▶ [EXERCISE]: Reproduce the lines below without any change, beginning with the line containing "legend-frame: [147, 129, 374, 364]" and continuing through the line containing "y-tick-label: 12: [1682, 473, 1701, 491]", both included.

▶ [LISTING]:
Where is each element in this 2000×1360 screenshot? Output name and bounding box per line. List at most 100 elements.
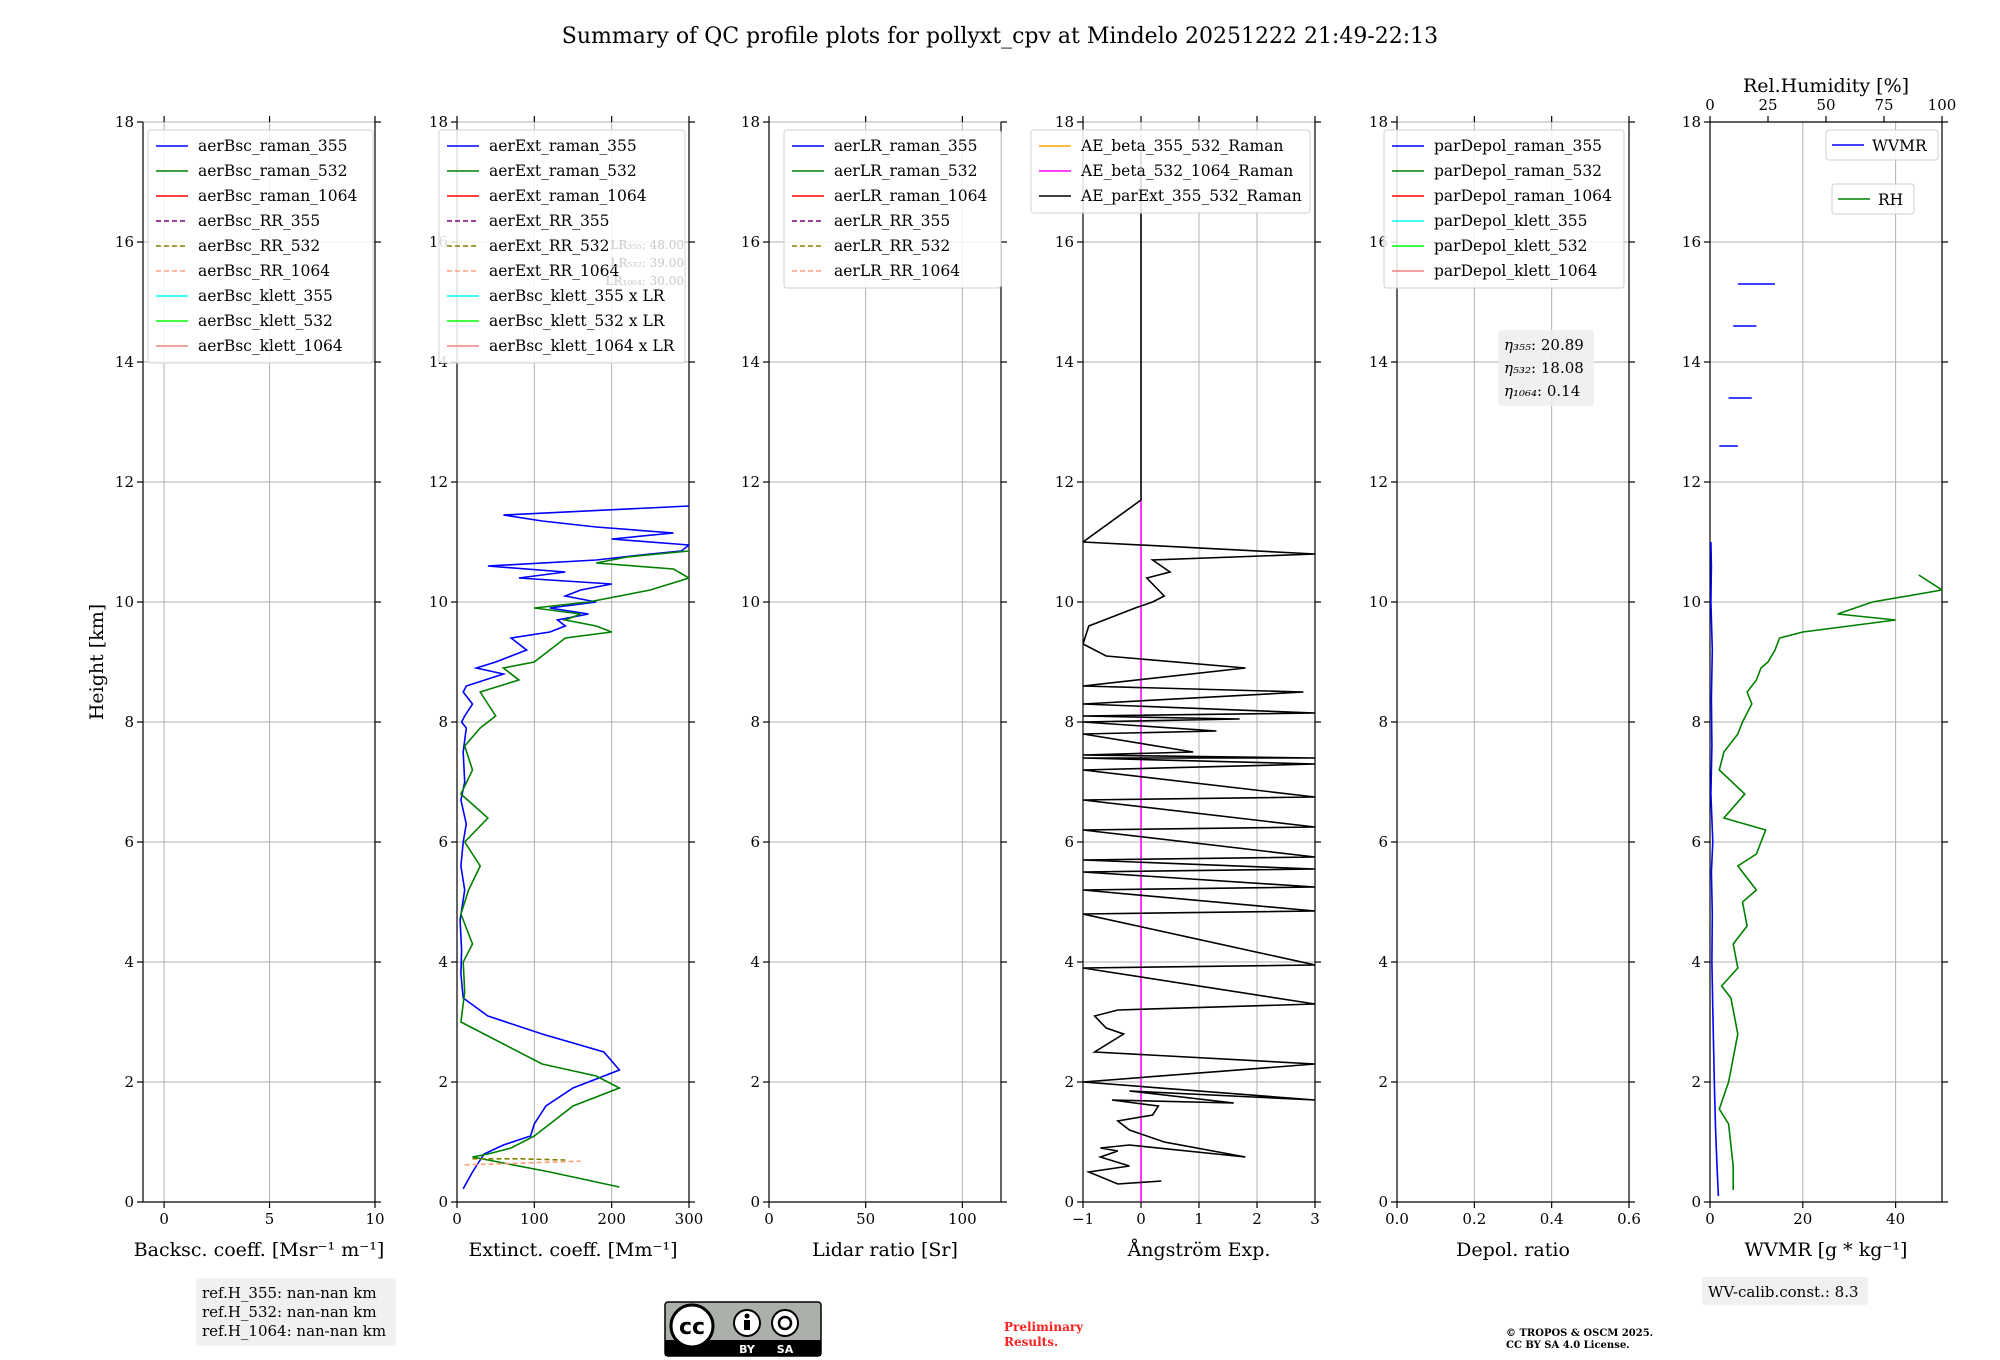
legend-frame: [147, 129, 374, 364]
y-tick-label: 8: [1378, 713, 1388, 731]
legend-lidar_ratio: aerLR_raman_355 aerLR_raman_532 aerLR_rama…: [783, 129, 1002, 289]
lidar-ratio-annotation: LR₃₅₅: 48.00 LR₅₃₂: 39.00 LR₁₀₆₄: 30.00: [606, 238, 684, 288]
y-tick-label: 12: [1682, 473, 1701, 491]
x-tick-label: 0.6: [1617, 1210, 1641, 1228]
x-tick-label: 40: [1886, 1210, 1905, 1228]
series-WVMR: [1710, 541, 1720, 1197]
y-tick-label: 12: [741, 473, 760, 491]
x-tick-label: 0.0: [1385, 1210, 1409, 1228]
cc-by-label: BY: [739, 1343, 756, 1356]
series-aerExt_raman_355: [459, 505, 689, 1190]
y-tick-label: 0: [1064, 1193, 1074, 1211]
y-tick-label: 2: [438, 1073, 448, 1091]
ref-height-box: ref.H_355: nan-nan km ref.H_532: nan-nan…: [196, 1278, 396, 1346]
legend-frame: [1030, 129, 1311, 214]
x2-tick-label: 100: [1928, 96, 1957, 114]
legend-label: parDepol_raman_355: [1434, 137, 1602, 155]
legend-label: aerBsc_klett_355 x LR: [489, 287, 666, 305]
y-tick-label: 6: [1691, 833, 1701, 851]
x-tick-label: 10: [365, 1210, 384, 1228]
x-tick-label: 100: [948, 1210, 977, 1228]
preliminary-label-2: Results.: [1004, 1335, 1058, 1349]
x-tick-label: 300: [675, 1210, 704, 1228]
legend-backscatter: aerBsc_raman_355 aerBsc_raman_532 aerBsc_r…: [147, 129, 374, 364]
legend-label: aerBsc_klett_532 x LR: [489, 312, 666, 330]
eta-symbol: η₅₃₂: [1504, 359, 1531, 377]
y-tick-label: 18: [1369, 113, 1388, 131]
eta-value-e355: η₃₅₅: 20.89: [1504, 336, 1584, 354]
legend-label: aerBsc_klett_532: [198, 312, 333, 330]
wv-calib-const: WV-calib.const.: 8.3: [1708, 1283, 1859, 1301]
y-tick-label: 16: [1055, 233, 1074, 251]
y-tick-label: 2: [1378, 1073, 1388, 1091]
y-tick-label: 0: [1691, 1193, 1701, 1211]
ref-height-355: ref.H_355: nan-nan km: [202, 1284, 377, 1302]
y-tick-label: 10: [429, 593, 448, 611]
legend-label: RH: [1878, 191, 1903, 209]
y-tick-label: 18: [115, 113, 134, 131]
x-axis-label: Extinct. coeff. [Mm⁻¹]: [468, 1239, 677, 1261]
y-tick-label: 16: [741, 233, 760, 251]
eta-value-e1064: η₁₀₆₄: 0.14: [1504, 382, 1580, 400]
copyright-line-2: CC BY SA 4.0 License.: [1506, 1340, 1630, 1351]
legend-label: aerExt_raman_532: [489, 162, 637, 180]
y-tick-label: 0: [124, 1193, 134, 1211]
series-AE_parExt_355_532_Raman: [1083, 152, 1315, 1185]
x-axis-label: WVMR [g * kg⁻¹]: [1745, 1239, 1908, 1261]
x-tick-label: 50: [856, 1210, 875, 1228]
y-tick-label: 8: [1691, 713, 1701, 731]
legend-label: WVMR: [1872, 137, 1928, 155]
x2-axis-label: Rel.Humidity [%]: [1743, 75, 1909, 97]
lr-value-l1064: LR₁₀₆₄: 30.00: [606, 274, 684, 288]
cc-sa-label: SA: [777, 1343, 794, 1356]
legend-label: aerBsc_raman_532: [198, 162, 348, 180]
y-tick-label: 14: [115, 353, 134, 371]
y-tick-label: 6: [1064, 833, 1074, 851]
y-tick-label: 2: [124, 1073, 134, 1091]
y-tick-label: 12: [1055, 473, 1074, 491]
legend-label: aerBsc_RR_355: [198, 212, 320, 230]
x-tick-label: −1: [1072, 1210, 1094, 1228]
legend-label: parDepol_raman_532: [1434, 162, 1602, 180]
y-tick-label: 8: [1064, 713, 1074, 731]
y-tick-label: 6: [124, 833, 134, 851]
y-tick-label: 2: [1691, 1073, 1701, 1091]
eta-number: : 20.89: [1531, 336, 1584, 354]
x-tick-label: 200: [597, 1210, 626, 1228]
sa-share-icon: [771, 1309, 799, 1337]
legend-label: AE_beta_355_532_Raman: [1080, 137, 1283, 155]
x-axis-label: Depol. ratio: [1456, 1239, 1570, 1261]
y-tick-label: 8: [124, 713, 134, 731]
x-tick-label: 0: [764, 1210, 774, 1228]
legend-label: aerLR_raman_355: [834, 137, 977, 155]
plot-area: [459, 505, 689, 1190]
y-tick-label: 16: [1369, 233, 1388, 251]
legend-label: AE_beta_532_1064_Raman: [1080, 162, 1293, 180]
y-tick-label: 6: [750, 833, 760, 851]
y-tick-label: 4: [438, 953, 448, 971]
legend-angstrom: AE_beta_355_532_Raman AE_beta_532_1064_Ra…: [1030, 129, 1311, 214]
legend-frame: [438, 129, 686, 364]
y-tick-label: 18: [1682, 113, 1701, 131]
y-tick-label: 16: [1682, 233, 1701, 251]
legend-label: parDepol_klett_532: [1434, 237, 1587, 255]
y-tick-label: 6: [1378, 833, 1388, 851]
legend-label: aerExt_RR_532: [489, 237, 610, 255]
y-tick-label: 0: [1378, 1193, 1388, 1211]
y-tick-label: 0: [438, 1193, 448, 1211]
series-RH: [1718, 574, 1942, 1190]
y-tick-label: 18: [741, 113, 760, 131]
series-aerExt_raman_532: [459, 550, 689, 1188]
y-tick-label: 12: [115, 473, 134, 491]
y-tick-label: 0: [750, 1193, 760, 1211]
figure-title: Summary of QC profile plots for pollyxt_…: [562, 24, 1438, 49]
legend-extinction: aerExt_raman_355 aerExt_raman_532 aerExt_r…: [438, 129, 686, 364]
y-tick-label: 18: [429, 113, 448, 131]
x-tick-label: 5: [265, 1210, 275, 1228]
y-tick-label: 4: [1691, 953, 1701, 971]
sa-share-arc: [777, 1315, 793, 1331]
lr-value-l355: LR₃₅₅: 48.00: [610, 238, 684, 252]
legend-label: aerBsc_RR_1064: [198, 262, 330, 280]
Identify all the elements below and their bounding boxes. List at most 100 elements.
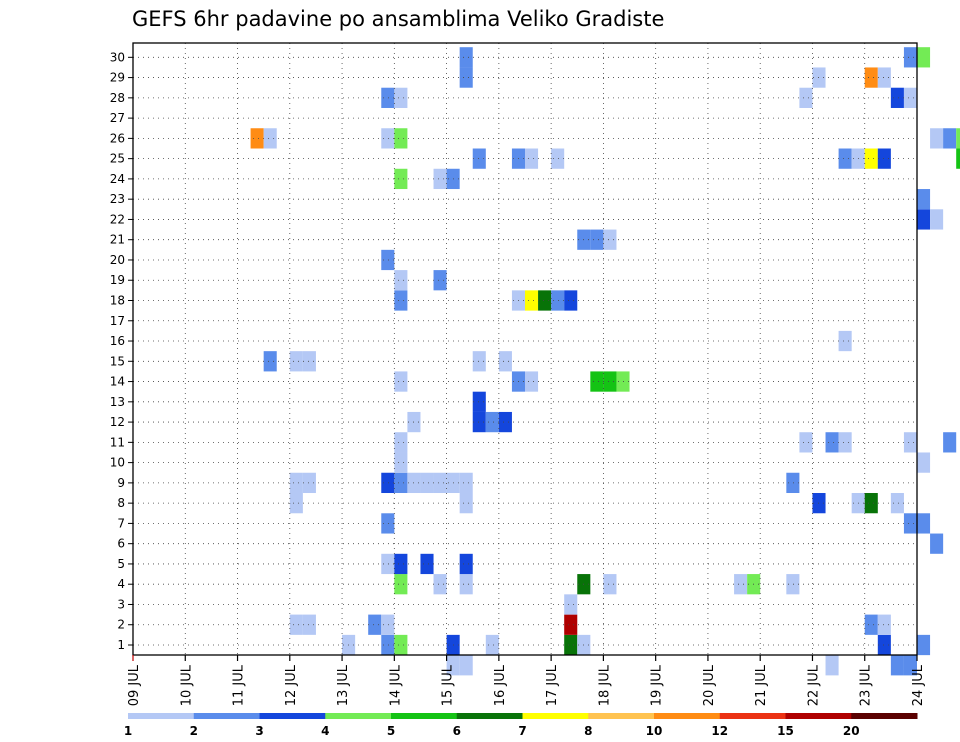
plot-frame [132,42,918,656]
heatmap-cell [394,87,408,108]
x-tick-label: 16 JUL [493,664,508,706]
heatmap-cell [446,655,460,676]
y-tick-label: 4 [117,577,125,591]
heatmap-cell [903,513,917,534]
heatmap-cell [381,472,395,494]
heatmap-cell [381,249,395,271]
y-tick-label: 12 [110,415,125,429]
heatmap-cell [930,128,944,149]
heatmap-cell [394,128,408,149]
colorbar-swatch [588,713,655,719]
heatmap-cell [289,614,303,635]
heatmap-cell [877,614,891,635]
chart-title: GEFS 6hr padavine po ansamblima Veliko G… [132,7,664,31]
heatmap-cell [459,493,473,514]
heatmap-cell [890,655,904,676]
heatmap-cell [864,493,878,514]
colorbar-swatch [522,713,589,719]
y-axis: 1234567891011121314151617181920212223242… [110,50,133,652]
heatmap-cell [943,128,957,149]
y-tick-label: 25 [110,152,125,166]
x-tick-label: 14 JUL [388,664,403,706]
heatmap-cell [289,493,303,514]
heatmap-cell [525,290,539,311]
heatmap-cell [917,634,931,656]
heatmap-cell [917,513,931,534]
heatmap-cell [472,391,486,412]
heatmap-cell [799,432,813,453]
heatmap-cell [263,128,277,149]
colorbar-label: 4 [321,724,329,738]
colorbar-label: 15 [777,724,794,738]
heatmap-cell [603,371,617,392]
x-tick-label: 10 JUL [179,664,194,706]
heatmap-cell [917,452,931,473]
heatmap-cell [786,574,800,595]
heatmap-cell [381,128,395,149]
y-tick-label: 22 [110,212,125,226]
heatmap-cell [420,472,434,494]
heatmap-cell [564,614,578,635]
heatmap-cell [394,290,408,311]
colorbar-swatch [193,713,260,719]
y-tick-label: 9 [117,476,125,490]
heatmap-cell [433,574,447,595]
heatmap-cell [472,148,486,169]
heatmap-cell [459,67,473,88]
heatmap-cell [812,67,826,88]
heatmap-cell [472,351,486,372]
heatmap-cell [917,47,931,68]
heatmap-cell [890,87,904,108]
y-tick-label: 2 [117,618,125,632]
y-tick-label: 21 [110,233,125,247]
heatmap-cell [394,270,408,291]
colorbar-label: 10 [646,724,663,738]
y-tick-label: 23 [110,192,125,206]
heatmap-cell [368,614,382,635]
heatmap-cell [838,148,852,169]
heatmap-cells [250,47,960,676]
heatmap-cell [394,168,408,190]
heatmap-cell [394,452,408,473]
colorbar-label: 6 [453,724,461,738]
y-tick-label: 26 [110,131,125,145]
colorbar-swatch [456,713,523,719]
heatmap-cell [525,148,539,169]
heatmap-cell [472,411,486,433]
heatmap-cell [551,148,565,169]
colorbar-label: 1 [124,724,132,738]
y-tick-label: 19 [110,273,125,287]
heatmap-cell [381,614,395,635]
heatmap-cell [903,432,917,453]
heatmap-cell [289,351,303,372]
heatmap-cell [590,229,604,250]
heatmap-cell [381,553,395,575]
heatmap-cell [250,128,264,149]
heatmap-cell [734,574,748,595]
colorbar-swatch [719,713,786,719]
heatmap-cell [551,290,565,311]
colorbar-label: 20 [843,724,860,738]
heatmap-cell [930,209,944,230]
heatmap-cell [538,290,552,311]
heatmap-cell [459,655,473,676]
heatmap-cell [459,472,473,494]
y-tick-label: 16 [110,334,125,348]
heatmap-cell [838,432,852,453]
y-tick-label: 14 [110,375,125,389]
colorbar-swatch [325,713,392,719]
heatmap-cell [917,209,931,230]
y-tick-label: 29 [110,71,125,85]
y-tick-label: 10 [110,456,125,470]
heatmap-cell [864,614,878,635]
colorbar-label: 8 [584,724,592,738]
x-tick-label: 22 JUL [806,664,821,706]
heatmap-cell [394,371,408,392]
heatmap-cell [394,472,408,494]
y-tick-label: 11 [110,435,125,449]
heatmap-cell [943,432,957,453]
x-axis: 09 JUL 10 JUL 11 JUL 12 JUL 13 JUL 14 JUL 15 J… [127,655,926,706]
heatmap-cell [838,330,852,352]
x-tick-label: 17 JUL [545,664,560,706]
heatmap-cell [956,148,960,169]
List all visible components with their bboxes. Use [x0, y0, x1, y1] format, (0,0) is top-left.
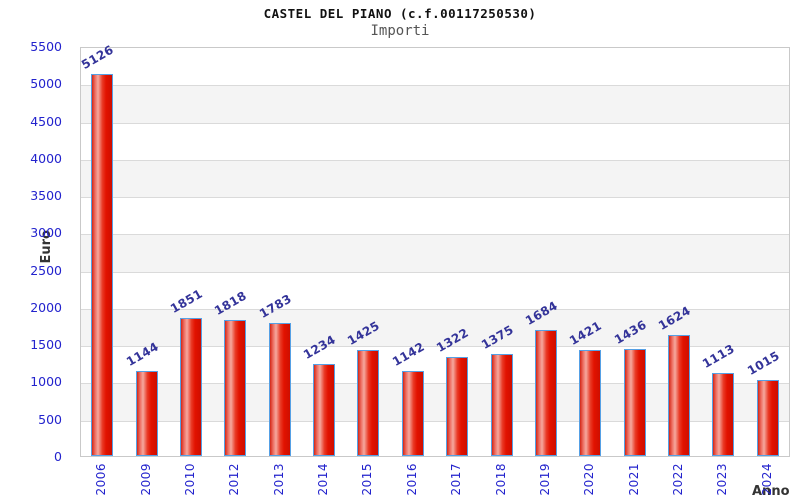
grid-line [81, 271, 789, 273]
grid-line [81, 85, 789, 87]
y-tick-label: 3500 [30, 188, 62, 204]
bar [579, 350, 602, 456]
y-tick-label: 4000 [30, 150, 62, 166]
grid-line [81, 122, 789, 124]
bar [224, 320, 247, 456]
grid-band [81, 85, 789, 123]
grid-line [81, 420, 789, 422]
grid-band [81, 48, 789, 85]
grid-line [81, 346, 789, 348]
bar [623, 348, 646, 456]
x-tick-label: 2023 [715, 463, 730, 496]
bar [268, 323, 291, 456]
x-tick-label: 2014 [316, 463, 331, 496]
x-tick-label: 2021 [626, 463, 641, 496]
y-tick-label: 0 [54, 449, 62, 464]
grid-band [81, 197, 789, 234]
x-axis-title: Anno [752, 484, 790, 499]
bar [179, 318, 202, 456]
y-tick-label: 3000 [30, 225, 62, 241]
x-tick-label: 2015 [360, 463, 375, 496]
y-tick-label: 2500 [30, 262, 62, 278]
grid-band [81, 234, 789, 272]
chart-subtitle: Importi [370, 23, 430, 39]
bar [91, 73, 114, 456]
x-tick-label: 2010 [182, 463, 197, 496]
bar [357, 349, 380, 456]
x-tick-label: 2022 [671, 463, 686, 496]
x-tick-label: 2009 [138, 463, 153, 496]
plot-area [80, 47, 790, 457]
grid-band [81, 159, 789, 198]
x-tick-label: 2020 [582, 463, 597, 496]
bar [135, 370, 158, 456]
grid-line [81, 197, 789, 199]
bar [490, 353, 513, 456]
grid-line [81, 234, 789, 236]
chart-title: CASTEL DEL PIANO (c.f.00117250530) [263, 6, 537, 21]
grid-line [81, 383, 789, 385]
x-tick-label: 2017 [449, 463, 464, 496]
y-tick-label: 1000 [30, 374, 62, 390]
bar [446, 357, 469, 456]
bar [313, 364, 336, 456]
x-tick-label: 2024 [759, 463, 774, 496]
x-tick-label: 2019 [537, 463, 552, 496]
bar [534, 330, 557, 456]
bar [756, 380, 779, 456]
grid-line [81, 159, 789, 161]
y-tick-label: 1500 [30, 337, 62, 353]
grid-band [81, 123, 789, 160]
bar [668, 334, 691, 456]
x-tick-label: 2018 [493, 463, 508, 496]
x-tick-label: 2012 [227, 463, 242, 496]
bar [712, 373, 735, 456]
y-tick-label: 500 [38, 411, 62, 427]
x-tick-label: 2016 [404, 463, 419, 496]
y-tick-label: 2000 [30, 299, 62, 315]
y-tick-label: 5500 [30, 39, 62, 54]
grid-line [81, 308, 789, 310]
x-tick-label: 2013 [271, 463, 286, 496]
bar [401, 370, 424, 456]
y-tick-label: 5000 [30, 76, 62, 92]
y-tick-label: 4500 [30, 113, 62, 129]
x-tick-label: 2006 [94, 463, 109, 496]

▶ [RESPONSE]:
legend-frame: [147, 129, 374, 364]
y-tick-label: 8: [1378, 713, 1388, 731]
legend-lidar_ratio: aerLR_raman_355 aerLR_raman_532 aerLR_rama…: [783, 129, 1002, 289]
lidar-ratio-annotation: LR₃₅₅: 48.00 LR₅₃₂: 39.00 LR₁₀₆₄: 30.00: [606, 238, 684, 288]
y-tick-label: 12: [1682, 473, 1701, 491]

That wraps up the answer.